== SOURCE EXTRACT ==
More generally, as the empirical loss minimizer is itself a functional, if the $\min$ functional can be shown to be continuous on the space of empirical loss functions, i.e. the functional

$$f : L(P_n, \cdot) \mapsto \mathbb{R}, \quad \text{s.t.}\quad\quad f(P_n) = \min_{a\in\mathcal{A}} \ L(P_n, a)$$

is continuous, then an application of the continuous mapping theorem together with the Glivenko-Cantelli theorem (i.e. $\lVert P_n - P \rVert_{\infty} \to 0$) would yield consistency. For reference, see van der Vaart (2000).


Uniform law of large numbers and consistency

In more general nonlinear models, however, $a^{*}_{L, P, \mathcal{A}}$ has no analytical form, so we cannot avoid minimizing the empirical loss in order to derive the decision rule. In these cases, guaranteeing the validity of uniform convergence becomes essential. In fact, it can be shown that consistency of any decision rule that we derive by minimizing some empirical loss function, is equivalent with the uniform LLN.
===
● **TASK LIST**:
1 - Set down the part of the passage on empirical loss minimization that opens with the words containing "In more general" and closes with "the uniform LLN.".
2 - Resume the passage on empirical loss minimization and consistency, starting after its last sentence.
The material that follows is not needed.
== SUPPLIED DATA ==
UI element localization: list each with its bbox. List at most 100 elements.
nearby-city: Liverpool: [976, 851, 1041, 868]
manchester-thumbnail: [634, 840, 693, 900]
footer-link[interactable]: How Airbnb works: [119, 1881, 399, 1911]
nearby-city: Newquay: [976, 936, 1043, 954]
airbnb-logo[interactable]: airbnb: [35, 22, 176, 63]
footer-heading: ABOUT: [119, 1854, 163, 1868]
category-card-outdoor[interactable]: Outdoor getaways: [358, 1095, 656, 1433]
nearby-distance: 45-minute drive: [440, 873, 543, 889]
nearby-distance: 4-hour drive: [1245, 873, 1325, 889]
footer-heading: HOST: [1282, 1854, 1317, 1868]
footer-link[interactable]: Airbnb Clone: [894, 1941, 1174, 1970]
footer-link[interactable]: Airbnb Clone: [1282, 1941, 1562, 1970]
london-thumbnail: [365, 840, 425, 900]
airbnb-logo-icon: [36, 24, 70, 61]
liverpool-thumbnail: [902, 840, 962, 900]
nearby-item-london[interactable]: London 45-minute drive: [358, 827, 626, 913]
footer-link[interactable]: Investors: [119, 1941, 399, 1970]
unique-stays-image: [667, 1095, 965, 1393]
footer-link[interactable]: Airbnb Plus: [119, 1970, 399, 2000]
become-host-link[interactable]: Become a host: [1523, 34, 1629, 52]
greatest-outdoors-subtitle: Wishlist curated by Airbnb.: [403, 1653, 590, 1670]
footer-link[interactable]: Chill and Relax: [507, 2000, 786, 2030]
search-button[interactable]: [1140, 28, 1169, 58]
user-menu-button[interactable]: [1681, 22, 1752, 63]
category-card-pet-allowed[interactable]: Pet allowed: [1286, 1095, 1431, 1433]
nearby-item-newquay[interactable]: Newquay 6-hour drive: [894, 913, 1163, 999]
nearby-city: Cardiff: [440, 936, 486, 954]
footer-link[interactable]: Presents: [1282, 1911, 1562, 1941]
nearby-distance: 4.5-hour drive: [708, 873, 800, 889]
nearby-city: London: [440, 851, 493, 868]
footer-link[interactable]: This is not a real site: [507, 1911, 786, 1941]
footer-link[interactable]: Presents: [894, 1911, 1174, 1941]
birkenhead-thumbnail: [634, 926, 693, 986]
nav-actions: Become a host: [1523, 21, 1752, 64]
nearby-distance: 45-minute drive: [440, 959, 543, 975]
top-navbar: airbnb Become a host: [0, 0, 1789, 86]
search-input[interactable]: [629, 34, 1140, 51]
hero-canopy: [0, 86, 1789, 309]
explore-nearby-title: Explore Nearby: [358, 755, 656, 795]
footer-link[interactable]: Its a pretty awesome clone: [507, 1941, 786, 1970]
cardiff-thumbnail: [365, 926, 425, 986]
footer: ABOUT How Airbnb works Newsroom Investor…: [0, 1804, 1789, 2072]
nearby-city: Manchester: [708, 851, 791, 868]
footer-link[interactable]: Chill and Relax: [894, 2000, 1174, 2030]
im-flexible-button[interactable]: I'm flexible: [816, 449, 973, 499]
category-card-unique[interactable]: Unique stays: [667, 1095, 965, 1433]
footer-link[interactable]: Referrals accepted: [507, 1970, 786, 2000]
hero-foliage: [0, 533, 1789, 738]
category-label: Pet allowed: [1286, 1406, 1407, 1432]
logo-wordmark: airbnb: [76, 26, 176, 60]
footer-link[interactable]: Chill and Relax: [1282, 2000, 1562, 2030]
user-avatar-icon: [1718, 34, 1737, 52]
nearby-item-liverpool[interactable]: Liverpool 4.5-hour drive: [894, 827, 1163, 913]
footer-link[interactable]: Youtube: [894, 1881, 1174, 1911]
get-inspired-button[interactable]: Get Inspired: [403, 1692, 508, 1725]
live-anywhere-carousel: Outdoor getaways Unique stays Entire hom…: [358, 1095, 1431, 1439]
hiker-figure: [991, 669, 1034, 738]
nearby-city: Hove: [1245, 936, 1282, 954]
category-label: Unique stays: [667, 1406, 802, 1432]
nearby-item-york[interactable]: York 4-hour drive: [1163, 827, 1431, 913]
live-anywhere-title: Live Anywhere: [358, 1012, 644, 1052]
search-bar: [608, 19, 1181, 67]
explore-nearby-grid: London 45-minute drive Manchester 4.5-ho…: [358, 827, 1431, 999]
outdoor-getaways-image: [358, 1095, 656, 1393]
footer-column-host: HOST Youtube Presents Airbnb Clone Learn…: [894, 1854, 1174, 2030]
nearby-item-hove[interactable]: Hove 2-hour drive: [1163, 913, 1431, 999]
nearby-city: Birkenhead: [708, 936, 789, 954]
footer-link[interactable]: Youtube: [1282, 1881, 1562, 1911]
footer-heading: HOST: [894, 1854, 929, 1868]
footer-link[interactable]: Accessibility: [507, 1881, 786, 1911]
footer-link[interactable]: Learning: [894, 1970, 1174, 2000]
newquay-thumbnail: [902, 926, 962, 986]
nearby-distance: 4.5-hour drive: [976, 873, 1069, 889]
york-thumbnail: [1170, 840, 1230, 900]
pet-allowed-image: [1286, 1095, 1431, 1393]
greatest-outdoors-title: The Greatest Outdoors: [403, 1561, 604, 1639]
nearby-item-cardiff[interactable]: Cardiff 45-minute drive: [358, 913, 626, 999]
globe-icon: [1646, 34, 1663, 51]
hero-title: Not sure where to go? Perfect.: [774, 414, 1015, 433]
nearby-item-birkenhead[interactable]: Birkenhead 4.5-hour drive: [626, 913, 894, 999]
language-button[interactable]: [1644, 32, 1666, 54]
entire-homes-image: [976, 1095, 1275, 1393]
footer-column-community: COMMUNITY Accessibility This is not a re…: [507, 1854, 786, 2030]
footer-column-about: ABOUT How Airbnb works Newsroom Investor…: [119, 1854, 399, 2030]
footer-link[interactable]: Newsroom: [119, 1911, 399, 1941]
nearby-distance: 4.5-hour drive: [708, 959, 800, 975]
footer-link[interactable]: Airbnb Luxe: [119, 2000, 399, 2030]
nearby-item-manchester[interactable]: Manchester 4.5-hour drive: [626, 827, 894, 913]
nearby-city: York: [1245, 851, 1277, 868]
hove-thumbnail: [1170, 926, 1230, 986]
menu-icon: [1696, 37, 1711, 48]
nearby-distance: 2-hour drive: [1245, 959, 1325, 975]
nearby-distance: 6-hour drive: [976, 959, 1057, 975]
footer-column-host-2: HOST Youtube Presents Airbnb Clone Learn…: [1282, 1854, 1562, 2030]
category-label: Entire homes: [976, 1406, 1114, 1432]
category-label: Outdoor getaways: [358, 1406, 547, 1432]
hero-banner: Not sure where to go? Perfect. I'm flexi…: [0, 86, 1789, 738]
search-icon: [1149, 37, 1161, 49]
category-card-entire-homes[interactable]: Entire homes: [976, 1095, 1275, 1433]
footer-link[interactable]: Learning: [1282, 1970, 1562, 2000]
===
● **RESPONSE LIST**:
1 -
In more general nonlinear models, however, $a^{*}_{L, P, \mathcal{A}}$ has no analytical form, so we cannot avoid minimizing the empirical loss in order to derive the decision rule. In these cases, guaranteeing the validity of uniform convergence becomes essential. In fact, it can be shown that consistency of any decision rule that we derive by minimizing some empirical loss function, is equivalent with the uniform LLN.

2 -
Theorem. (Vapnik and Chervonenkis, 1971): Uniform convergence

$$ \lim_{n\to \infty} P\left\{\sup_{a \in\mathcal{A}} \left| L(P_n, a) - L(P, a) \right| < \varepsilon\right\}= 1 $$

for all $\varepsilon >0$ is necessary and sufficient for consistency of decision rules arising from empirical loss minimization over $\mathcal{A}$.

Although this characterization of consistency is theoretically intriguing, it is not all that useful in practice unless we find easy-to-check conditions which ensure uniform convergence of empirical loss over a particular function class $\mathcal{A}$. As a preparation to discuss these conditions, introduce first some notation

Almost all loss functions used in practice can be cast in the following form. There exist

  • $l : \mathcal{A}\times \mathbb{R}^d \mapsto \mathbb{R}^{m}$ and
  • a continuous $r : \mathbb{R}^{m} \mapsto \mathbb{R}_+$ such that
$$ L(P, a) = r\left( \int_Z l(a, z)dP (z)\right).$$

Continuity of $r$ implies that in order to establish consistency it is enough to investigate the properties of the limit

$$ \sup_{a\in\mathcal{A}} \left| \int_Z l(a, z)dP_n (z) - \int_Z l(a, z)dP(z)\right| \ \ \overset{\text{P}}{\to} \ \ 0 .$$

Formally, this requires that the class of functions $\mathcal{L}_{\mathcal{A}}:= \left\{l(a, \cdot) : a \in \mathcal{A} \right\}$ is a Glivenko-Cantelli class for $P$.


Definition (Glivenko-Cantelli class): Let $\mathcal{G}$ be a class of integrable real-valued functions of the random variable $Z$ having distribution $P$. Consider the random variable

$$ \Vert P_n - P \Vert_{\mathcal{G}} : = \sup_{g\in\mathcal{G}} \left| P_n g - Pg \right| $$

We say that $\mathcal{G}$ is a Glivenko-Cantelli class for $P$, if $\Vert P_n - P \Vert_{\mathcal{G}}$ converges to zero in probability as $n\to\infty$.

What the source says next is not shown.